# AIM:
Transcribe the records below exactly as they appear.
=== MATERIALS PROVIDED ===
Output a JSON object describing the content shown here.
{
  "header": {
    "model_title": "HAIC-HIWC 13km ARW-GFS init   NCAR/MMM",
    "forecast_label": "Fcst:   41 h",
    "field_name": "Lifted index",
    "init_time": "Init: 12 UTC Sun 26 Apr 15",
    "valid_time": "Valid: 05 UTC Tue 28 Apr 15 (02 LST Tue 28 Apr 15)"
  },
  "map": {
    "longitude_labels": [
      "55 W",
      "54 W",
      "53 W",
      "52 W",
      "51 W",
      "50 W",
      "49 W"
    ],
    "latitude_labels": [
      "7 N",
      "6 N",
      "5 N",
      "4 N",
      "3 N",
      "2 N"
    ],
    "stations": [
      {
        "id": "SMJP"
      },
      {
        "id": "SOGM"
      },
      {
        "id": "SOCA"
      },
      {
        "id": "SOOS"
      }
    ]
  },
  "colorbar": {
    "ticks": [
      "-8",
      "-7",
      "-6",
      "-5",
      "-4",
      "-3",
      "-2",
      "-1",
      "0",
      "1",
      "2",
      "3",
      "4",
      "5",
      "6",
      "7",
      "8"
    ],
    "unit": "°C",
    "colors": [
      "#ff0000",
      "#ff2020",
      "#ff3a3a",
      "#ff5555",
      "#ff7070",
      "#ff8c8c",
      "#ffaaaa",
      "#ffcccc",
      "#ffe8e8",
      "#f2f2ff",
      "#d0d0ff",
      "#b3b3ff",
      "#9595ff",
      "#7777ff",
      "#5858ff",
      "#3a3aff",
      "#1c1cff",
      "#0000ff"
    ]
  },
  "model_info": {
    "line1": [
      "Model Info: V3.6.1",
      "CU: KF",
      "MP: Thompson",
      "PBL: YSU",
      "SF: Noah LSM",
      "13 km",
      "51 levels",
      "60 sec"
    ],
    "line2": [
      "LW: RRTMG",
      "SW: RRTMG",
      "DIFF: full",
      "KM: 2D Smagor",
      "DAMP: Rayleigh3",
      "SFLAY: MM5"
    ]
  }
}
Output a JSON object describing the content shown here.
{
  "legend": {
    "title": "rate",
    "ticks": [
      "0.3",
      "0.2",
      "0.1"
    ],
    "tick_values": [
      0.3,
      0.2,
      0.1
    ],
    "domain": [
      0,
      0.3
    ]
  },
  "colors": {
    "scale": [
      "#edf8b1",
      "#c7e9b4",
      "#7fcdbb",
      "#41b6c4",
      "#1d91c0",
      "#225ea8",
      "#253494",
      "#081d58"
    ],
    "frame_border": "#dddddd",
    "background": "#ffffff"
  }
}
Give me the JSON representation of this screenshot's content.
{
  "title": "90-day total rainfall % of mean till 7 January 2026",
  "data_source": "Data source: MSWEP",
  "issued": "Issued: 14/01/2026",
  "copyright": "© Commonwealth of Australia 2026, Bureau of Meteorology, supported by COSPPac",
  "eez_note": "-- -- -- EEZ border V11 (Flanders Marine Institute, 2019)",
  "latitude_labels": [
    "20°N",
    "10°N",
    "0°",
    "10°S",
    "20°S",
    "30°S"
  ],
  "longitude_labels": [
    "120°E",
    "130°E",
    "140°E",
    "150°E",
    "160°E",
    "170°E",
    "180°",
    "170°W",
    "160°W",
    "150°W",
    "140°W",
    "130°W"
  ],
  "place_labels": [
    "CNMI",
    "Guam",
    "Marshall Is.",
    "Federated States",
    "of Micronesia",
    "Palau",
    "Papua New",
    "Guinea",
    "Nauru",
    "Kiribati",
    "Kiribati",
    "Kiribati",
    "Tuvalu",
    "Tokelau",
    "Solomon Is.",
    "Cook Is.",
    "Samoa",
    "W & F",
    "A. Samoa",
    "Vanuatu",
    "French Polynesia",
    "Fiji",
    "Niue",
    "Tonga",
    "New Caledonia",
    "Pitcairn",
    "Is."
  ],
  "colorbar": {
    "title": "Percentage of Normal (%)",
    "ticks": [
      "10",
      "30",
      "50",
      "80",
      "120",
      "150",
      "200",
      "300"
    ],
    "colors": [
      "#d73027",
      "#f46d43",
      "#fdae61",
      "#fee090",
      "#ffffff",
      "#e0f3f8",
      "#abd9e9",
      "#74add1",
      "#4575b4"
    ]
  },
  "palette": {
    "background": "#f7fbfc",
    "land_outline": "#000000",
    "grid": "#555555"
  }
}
===
# ANSWER TO THE TASK:
Output a JSON object describing the content shown here.
{
  "header": {
    "model_title": "HAIC-HIWC 13km ARW-GFS init   NCAR/MMM",
    "forecast_label": "Fcst:   41 h",
    "field_name": "Lifted index",
    "init_time": "Init: 12 UTC Sun 26 Apr 15",
    "valid_time": "Valid: 05 UTC Tue 28 Apr 15 (02 LST Tue 28 Apr 15)"
  },
  "map": {
    "longitude_labels": [
      "55 W",
      "54 W",
      "53 W",
      "52 W",
      "51 W",
      "50 W",
      "49 W"
    ],
    "latitude_labels": [
      "7 N",
      "6 N",
      "5 N",
      "4 N",
      "3 N",
      "2 N"
    ],
    "stations": [
      {
        "id": "SMJP"
      },
      {
        "id": "SOGM"
      },
      {
        "id": "SOCA"
      },
      {
        "id": "SOOS"
      }
    ]
  },
  "colorbar": {
    "ticks": [
      "-8",
      "-7",
      "-6",
      "-5",
      "-4",
      "-3",
      "-2",
      "-1",
      "0",
      "1",
      "2",
      "3",
      "4",
      "5",
      "6",
      "7",
      "8"
    ],
    "unit": "°C",
    "colors": [
      "#ff0000",
      "#ff2020",
      "#ff3a3a",
      "#ff5555",
      "#ff7070",
      "#ff8c8c",
      "#ffaaaa",
      "#ffcccc",
      "#ffe8e8",
      "#f2f2ff",
      "#d0d0ff",
      "#b3b3ff",
      "#9595ff",
      "#7777ff",
      "#5858ff",
      "#3a3aff",
      "#1c1cff",
      "#0000ff"
    ]
  },
  "model_info": {
    "line1": [
      "Model Info: V3.6.1",
      "CU: KF",
      "MP: Thompson",
      "PBL: YSU",
      "SF: Noah LSM",
      "13 km",
      "51 levels",
      "60 sec"
    ],
    "line2": [
      "LW: RRTMG",
      "SW: RRTMG",
      "DIFF: full",
      "KM: 2D Smagor",
      "DAMP: Rayleigh3",
      "SFLAY: MM5"
    ]
  }
}
Output a JSON object describing the content shown here.
{
  "legend": {
    "title": "rate",
    "ticks": [
      "0.3",
      "0.2",
      "0.1"
    ],
    "tick_values": [
      0.3,
      0.2,
      0.1
    ],
    "domain": [
      0,
      0.3
    ]
  },
  "colors": {
    "scale": [
      "#edf8b1",
      "#c7e9b4",
      "#7fcdbb",
      "#41b6c4",
      "#1d91c0",
      "#225ea8",
      "#253494",
      "#081d58"
    ],
    "frame_border": "#dddddd",
    "background": "#ffffff"
  }
}
Give me the JSON representation of this screenshot's content.
{
  "title": "90-day total rainfall % of mean till 7 January 2026",
  "data_source": "Data source: MSWEP",
  "issued": "Issued: 14/01/2026",
  "copyright": "© Commonwealth of Australia 2026, Bureau of Meteorology, supported by COSPPac",
  "eez_note": "-- -- -- EEZ border V11 (Flanders Marine Institute, 2019)",
  "latitude_labels": [
    "20°N",
    "10°N",
    "0°",
    "10°S",
    "20°S",
    "30°S"
  ],
  "longitude_labels": [
    "120°E",
    "130°E",
    "140°E",
    "150°E",
    "160°E",
    "170°E",
    "180°",
    "170°W",
    "160°W",
    "150°W",
    "140°W",
    "130°W"
  ],
  "place_labels": [
    "CNMI",
    "Guam",
    "Marshall Is.",
    "Federated States",
    "of Micronesia",
    "Palau",
    "Papua New",
    "Guinea",
    "Nauru",
    "Kiribati",
    "Kiribati",
    "Kiribati",
    "Tuvalu",
    "Tokelau",
    "Solomon Is.",
    "Cook Is.",
    "Samoa",
    "W & F",
    "A. Samoa",
    "Vanuatu",
    "French Polynesia",
    "Fiji",
    "Niue",
    "Tonga",
    "New Caledonia",
    "Pitcairn",
    "Is."
  ],
  "colorbar": {
    "title": "Percentage of Normal (%)",
    "ticks": [
      "10",
      "30",
      "50",
      "80",
      "120",
      "150",
      "200",
      "300"
    ],
    "colors": [
      "#d73027",
      "#f46d43",
      "#fdae61",
      "#fee090",
      "#ffffff",
      "#e0f3f8",
      "#abd9e9",
      "#74add1",
      "#4575b4"
    ]
  },
  "palette": {
    "background": "#f7fbfc",
    "land_outline": "#000000",
    "grid": "#555555"
  }
}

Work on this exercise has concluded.